* [Request]:
Locate each line holding the string "name" and copy it.

* [Material provided]:
-- start --
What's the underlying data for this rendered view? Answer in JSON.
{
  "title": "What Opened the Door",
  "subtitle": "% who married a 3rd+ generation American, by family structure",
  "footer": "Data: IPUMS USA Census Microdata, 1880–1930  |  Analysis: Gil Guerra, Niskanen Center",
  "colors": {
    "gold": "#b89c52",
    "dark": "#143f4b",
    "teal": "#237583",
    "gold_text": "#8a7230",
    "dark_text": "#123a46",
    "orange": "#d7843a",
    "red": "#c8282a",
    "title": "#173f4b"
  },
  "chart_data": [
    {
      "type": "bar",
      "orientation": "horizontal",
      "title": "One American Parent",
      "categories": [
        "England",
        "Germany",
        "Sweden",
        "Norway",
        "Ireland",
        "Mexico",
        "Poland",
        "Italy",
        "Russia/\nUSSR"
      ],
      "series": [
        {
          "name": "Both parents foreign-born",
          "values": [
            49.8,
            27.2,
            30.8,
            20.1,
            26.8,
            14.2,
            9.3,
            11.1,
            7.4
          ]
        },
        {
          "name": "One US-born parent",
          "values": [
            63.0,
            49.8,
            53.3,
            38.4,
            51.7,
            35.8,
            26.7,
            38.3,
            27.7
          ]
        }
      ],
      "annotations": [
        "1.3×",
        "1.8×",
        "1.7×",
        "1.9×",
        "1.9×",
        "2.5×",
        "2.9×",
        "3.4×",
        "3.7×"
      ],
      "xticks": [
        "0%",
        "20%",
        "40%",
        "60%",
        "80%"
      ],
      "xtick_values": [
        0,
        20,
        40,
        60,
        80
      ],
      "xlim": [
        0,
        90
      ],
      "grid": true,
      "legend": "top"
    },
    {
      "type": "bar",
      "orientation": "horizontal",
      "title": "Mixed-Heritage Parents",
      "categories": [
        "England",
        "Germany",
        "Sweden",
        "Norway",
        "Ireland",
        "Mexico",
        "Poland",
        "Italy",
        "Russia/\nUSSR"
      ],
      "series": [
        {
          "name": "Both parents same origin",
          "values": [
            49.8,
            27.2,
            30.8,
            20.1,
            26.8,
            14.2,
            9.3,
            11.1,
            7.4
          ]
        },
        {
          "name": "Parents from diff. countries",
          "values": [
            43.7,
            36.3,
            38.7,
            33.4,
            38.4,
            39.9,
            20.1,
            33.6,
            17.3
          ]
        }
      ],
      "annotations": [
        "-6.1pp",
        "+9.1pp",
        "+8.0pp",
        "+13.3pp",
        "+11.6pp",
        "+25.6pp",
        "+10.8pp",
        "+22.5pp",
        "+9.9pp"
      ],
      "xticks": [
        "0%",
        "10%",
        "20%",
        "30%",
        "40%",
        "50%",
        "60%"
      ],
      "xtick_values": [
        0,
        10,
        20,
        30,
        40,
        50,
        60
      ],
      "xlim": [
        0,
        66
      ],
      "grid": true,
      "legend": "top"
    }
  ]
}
-- end --
* [Exercise solution]:
          "name": "Both parents foreign-born",
          "name": "One US-born parent",
          "name": "Both parents same origin",
          "name": "Parents from diff. countries",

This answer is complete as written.